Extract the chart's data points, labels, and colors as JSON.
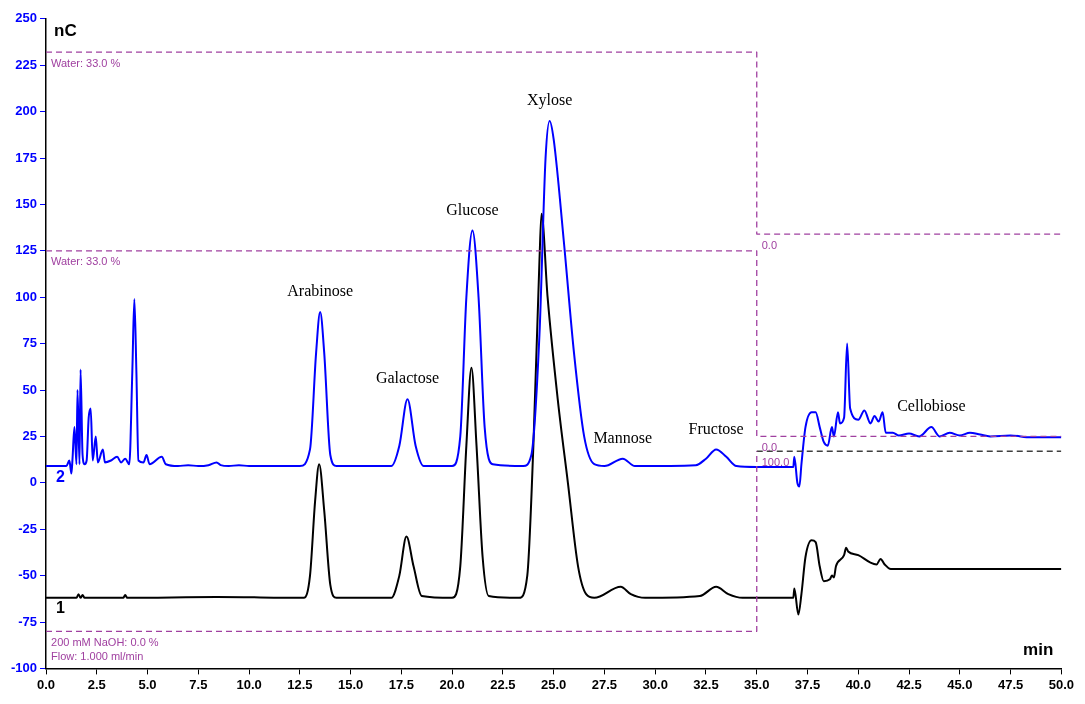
{
  "chart_data": {
    "type": "line",
    "xlabel": "min",
    "ylabel": "nC",
    "xlim": [
      0,
      50
    ],
    "ylim": [
      -100,
      250
    ],
    "xticks": [
      {
        "value": 0,
        "label": "0.0"
      },
      {
        "value": 2.5,
        "label": "2.5"
      },
      {
        "value": 5,
        "label": "5.0"
      },
      {
        "value": 7.5,
        "label": "7.5"
      },
      {
        "value": 10,
        "label": "10.0"
      },
      {
        "value": 12.5,
        "label": "12.5"
      },
      {
        "value": 15,
        "label": "15.0"
      },
      {
        "value": 17.5,
        "label": "17.5"
      },
      {
        "value": 20,
        "label": "20.0"
      },
      {
        "value": 22.5,
        "label": "22.5"
      },
      {
        "value": 25,
        "label": "25.0"
      },
      {
        "value": 27.5,
        "label": "27.5"
      },
      {
        "value": 30,
        "label": "30.0"
      },
      {
        "value": 32.5,
        "label": "32.5"
      },
      {
        "value": 35,
        "label": "35.0"
      },
      {
        "value": 37.5,
        "label": "37.5"
      },
      {
        "value": 40,
        "label": "40.0"
      },
      {
        "value": 42.5,
        "label": "42.5"
      },
      {
        "value": 45,
        "label": "45.0"
      },
      {
        "value": 47.5,
        "label": "47.5"
      },
      {
        "value": 50,
        "label": "50.0"
      }
    ],
    "yticks": [
      -100,
      -75,
      -50,
      -25,
      0,
      25,
      50,
      75,
      100,
      125,
      150,
      175,
      200,
      225,
      250
    ],
    "grid": false,
    "legend": "left",
    "marker": "none",
    "series": [
      {
        "name": "2",
        "color": "#0000ff",
        "line_style": "solid",
        "x": [
          0,
          1.0,
          1.15,
          1.25,
          1.3,
          1.4,
          1.5,
          1.55,
          1.65,
          1.7,
          1.8,
          1.9,
          2.0,
          2.1,
          2.2,
          2.3,
          2.45,
          2.55,
          2.8,
          2.9,
          3.2,
          3.5,
          3.7,
          3.9,
          4.1,
          4.25,
          4.35,
          4.45,
          4.55,
          4.8,
          4.95,
          5.1,
          5.7,
          5.9,
          6.5,
          7.0,
          7.5,
          8.0,
          8.4,
          8.6,
          9.0,
          9.5,
          10,
          12.5,
          13.0,
          13.3,
          13.5,
          13.7,
          14.0,
          14.3,
          17.0,
          17.4,
          17.8,
          18.2,
          18.6,
          20.0,
          20.4,
          20.7,
          21.0,
          21.3,
          21.6,
          22.0,
          23.5,
          23.9,
          24.3,
          24.6,
          24.8,
          25.0,
          25.5,
          26.0,
          26.5,
          27.0,
          27.5,
          28.4,
          29.0,
          32.0,
          32.5,
          33.0,
          33.5,
          34.0,
          35.0,
          36.8,
          36.85,
          37.0,
          37.1,
          37.2,
          37.4,
          37.7,
          37.9,
          38.1,
          38.3,
          38.5,
          38.7,
          38.8,
          39.0,
          39.1,
          39.3,
          39.45,
          39.6,
          40.0,
          40.3,
          40.6,
          40.8,
          41.0,
          41.2,
          41.35,
          41.7,
          42.0,
          42.5,
          43.0,
          43.6,
          44.0,
          44.5,
          45.0,
          45.5,
          46.0,
          46.5,
          47.5,
          48.5,
          50
        ],
        "values": [
          9,
          9,
          12,
          5,
          12,
          30,
          10,
          50,
          10,
          61,
          15,
          10,
          12,
          35,
          40,
          12,
          25,
          11,
          18,
          11,
          12,
          14,
          11,
          13,
          10,
          60,
          99,
          60,
          12,
          11,
          15,
          10,
          14,
          10,
          9,
          9.5,
          9,
          9.5,
          11,
          9.5,
          9,
          9.5,
          9,
          9,
          18,
          70,
          92,
          70,
          15,
          9,
          9,
          20,
          45,
          20,
          9,
          9,
          25,
          100,
          136,
          100,
          30,
          10,
          9,
          15,
          80,
          175,
          195,
          185,
          130,
          70,
          25,
          10,
          9,
          13,
          9,
          9.5,
          13,
          18,
          14,
          9,
          8.5,
          8.5,
          14,
          0,
          -2,
          10,
          30,
          38,
          38,
          30,
          22,
          20,
          30,
          25,
          38,
          32,
          35,
          75,
          40,
          34,
          39,
          32,
          36,
          33,
          38,
          27,
          27,
          25.5,
          26.5,
          25,
          30,
          25,
          27,
          25.5,
          27,
          26,
          25,
          25.5,
          24.5,
          24.5
        ]
      },
      {
        "name": "1",
        "color": "#000000",
        "line_style": "solid",
        "x": [
          0,
          1.5,
          1.6,
          1.7,
          1.8,
          1.9,
          3.8,
          3.9,
          4.0,
          8.4,
          12.7,
          13.0,
          13.25,
          13.45,
          13.7,
          14.0,
          14.3,
          17.0,
          17.4,
          17.75,
          18.1,
          18.5,
          20.0,
          20.4,
          20.7,
          20.95,
          21.2,
          21.5,
          21.8,
          23.3,
          23.7,
          24.0,
          24.3,
          24.4,
          24.7,
          25.2,
          25.7,
          26.2,
          26.6,
          27.0,
          28.3,
          28.8,
          29.5,
          32.2,
          33.0,
          33.6,
          34.3,
          36.8,
          36.85,
          37.05,
          37.2,
          37.4,
          37.7,
          37.9,
          38.1,
          38.3,
          38.6,
          38.7,
          38.8,
          38.9,
          39.3,
          39.4,
          39.5,
          40.0,
          40.6,
          40.9,
          41.1,
          41.3,
          41.6,
          50
        ],
        "values": [
          -62,
          -62,
          -60,
          -62,
          -60.5,
          -62,
          -62,
          -60.5,
          -62,
          -61.5,
          -62,
          -50,
          -10,
          10,
          -15,
          -55,
          -62,
          -62,
          -50,
          -29,
          -45,
          -61,
          -62,
          -45,
          20,
          62,
          20,
          -40,
          -61,
          -62,
          -50,
          20,
          120,
          145,
          100,
          45,
          0,
          -45,
          -60,
          -62,
          -56,
          -60,
          -62,
          -61,
          -56,
          -60,
          -62,
          -62,
          -57,
          -71,
          -60,
          -40,
          -31,
          -32,
          -45,
          -53,
          -52,
          -50,
          -51,
          -45,
          -39,
          -35,
          -37,
          -39,
          -43,
          -44,
          -41,
          -44,
          -46.5,
          -46.5
        ]
      },
      {
        "color": "#a040a0",
        "line_style": "dashed",
        "x": [
          0,
          35,
          35,
          50
        ],
        "values": [
          232,
          232,
          134,
          134
        ]
      },
      {
        "color": "#a040a0",
        "line_style": "dashed",
        "x": [
          0,
          35,
          35,
          50
        ],
        "values": [
          125,
          125,
          25,
          25
        ]
      },
      {
        "color": "#a040a0",
        "line_style": "dashed",
        "x": [
          0,
          35,
          35
        ],
        "values": [
          -80,
          -80,
          17
        ]
      },
      {
        "color": "#404040",
        "line_style": "dashed",
        "x": [
          35,
          50
        ],
        "values": [
          17,
          17
        ]
      }
    ],
    "annotations": [
      {
        "text": "Arabinose",
        "x": 13.5,
        "y": 92
      },
      {
        "text": "Galactose",
        "x": 17.8,
        "y": 45
      },
      {
        "text": "Glucose",
        "x": 21,
        "y": 136
      },
      {
        "text": "Xylose",
        "x": 24.8,
        "y": 195
      },
      {
        "text": "Mannose",
        "x": 28.4,
        "y": 13
      },
      {
        "text": "Fructose",
        "x": 33,
        "y": 18
      },
      {
        "text": "Cellobiose",
        "x": 43.6,
        "y": 30
      },
      {
        "text": "Water: 33.0 %",
        "x": 0,
        "y": 232
      },
      {
        "text": "0.0",
        "x": 35,
        "y": 134
      },
      {
        "text": "Water: 33.0 %",
        "x": 0,
        "y": 125
      },
      {
        "text": "0.0",
        "x": 35,
        "y": 25
      },
      {
        "text": "100.0",
        "x": 35,
        "y": 17
      },
      {
        "text": "200 mM NaOH: 0.0 %",
        "x": 0,
        "y": -80
      },
      "Flow: 1.000 ml/min"
    ]
  }
}
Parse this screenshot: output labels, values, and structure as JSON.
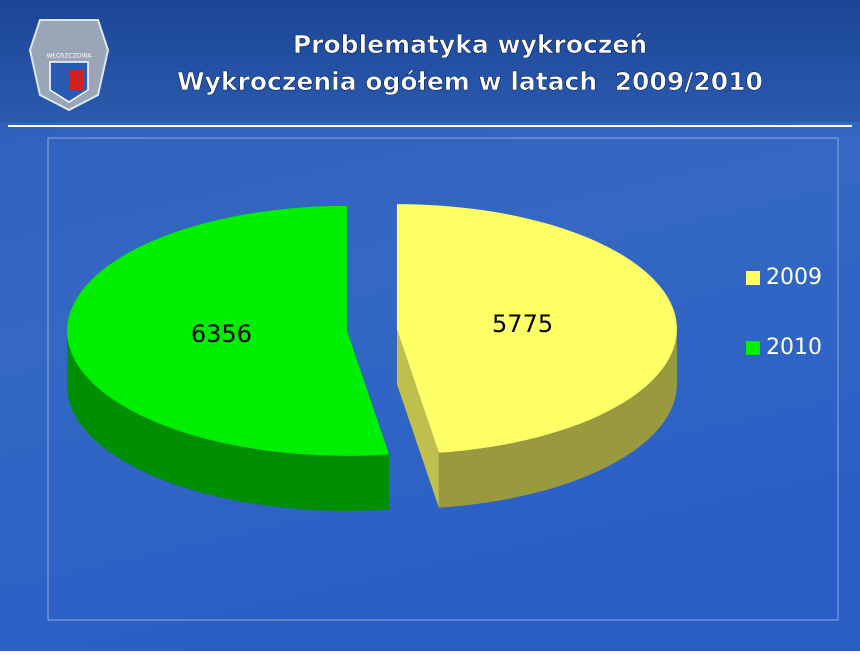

▸ **To be done**
Copy each line from the records above that includes the string "labels".

▸ **Exercise output**
Extract the chart's data points, labels, and colors as JSON.
Parse this screenshot: output labels, values, and structure as JSON.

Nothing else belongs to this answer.